__What the exercise asks__. Report, word for word, every line of the material that contains "幼儿园应根据儿童不同年龄特点".

__Materials provided__.
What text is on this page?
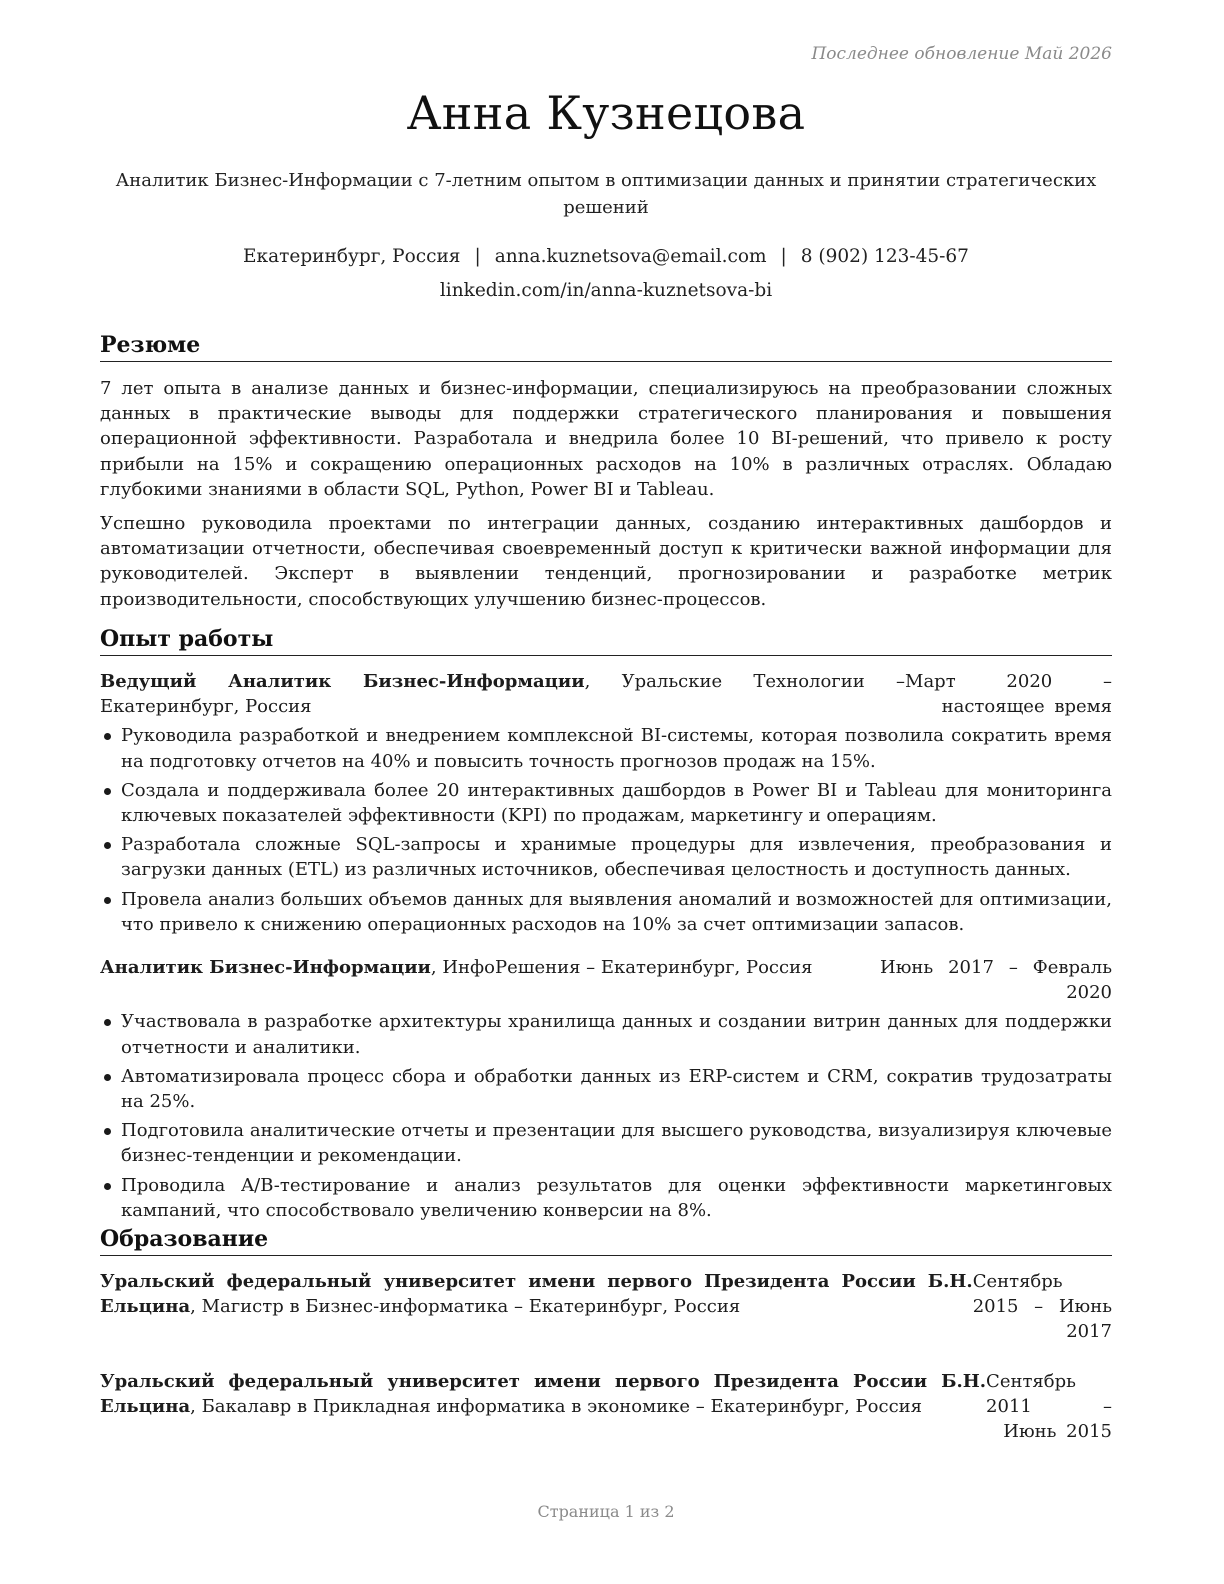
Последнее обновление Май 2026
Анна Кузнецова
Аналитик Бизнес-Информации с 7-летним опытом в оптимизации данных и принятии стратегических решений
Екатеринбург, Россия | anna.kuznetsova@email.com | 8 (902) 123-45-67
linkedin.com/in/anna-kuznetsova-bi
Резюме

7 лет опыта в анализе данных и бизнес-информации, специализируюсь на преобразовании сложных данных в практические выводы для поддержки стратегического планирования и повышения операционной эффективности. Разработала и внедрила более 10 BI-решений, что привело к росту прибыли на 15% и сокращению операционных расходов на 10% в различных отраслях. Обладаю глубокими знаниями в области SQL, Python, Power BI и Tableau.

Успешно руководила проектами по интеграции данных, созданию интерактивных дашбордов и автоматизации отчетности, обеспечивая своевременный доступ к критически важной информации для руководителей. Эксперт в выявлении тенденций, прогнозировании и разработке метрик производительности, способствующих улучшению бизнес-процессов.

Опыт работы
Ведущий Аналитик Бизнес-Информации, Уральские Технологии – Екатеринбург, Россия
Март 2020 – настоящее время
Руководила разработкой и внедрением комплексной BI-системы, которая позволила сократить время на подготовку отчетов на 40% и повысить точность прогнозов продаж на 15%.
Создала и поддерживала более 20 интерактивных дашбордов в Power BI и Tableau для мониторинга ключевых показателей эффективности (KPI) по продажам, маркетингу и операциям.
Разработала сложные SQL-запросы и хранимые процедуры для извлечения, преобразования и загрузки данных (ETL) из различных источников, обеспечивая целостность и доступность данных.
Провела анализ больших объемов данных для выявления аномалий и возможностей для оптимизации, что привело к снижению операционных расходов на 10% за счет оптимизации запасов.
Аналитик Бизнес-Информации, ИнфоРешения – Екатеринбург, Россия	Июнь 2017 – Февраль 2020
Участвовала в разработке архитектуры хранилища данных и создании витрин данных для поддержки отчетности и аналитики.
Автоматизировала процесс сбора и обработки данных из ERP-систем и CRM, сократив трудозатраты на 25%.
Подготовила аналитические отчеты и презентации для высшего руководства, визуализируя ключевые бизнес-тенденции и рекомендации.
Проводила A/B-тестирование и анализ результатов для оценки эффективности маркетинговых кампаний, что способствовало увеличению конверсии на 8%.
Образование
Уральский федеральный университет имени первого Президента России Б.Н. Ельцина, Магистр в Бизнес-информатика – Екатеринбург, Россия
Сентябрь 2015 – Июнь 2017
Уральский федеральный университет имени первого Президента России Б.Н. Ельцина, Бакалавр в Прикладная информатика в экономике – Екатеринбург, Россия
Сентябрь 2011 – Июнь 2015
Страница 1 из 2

...

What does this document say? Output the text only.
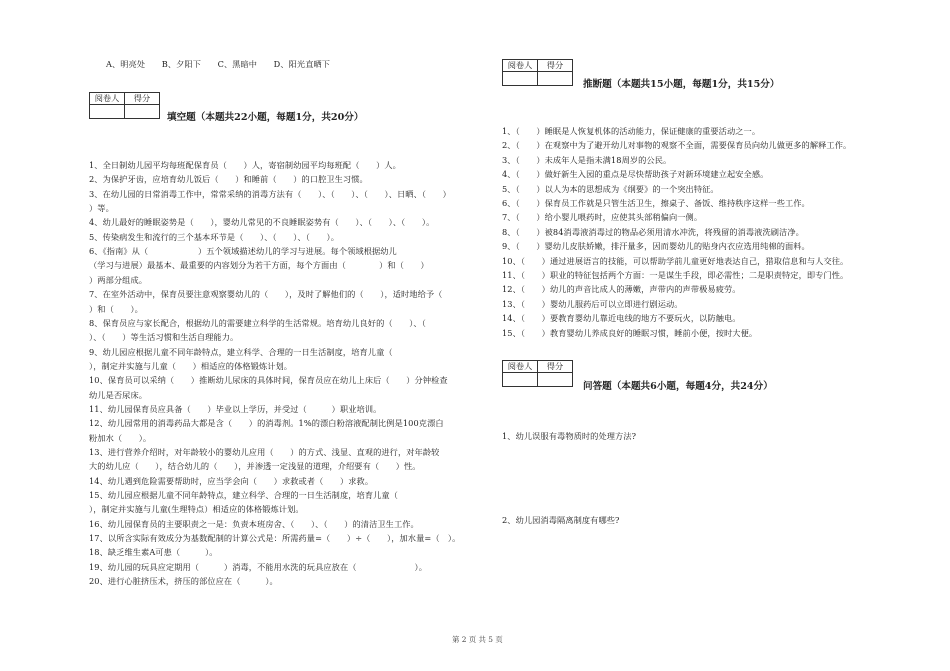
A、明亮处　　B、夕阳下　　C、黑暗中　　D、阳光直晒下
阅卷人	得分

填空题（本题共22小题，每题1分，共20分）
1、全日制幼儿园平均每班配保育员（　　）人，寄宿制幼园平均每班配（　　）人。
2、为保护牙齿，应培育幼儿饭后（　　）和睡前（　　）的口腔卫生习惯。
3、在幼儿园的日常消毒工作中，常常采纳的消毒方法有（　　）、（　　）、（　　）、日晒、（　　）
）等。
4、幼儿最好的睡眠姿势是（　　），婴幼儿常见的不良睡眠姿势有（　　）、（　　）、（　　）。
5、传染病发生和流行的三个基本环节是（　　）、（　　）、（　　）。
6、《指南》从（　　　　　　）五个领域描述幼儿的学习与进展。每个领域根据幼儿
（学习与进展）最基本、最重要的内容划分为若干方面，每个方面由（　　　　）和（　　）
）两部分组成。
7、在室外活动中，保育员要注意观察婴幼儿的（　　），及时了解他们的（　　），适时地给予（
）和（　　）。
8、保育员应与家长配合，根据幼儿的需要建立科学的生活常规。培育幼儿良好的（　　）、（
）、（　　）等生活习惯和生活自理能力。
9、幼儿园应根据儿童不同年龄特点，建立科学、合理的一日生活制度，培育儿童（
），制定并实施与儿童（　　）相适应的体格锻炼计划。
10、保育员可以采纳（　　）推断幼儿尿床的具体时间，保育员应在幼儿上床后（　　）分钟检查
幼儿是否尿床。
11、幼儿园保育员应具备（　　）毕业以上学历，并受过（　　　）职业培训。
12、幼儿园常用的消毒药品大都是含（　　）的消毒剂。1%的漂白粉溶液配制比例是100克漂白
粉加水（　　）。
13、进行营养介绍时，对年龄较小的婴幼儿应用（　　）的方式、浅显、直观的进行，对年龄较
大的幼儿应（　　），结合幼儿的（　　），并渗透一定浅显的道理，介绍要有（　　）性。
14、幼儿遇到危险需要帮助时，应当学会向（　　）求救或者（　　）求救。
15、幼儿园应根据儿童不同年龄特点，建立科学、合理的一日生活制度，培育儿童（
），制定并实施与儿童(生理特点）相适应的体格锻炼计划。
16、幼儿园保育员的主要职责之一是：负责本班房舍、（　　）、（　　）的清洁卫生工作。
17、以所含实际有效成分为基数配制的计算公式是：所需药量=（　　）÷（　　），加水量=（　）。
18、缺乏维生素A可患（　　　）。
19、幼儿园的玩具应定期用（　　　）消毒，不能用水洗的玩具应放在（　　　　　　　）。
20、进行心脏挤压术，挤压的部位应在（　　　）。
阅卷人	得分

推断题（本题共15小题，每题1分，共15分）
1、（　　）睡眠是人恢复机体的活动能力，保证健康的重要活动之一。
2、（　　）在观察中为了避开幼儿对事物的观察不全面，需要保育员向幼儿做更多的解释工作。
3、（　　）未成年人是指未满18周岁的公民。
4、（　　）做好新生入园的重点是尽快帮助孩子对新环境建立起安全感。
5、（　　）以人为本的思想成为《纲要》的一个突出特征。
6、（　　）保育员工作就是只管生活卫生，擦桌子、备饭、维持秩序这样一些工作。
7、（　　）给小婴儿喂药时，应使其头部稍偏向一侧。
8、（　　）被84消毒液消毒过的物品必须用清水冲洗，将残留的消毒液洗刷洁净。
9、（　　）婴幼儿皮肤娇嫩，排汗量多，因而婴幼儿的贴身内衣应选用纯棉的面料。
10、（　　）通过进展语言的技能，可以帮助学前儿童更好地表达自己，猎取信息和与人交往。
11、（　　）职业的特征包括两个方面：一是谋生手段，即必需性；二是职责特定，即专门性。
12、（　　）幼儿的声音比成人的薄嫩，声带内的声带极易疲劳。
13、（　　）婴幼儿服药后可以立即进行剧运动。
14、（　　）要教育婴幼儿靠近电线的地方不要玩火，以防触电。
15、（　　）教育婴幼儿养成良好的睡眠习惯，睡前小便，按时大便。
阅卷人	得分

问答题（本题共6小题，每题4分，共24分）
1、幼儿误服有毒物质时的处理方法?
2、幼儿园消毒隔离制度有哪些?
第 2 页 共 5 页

...

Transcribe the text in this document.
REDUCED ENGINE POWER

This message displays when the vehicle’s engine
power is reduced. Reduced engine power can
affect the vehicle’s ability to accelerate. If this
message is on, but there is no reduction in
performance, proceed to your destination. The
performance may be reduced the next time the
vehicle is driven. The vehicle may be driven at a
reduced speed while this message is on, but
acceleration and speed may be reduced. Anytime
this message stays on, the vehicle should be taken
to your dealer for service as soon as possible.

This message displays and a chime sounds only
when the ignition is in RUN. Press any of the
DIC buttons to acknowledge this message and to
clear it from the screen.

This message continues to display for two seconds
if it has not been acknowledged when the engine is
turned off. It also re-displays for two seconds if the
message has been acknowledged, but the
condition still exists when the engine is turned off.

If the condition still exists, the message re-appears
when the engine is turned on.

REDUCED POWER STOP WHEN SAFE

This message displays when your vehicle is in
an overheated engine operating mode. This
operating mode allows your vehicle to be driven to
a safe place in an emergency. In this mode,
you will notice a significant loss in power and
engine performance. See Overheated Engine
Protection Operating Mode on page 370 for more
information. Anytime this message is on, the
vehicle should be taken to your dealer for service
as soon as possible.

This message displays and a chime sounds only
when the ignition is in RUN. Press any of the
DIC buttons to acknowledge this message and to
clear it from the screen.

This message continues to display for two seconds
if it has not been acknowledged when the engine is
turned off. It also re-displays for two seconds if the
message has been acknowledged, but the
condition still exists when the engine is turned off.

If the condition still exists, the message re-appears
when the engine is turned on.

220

__Correct response__.
9、幼儿园应根据儿童不同年龄特点，建立科学、合理的一日生活制度，培育儿童（
15、幼儿园应根据儿童不同年龄特点，建立科学、合理的一日生活制度，培育儿童（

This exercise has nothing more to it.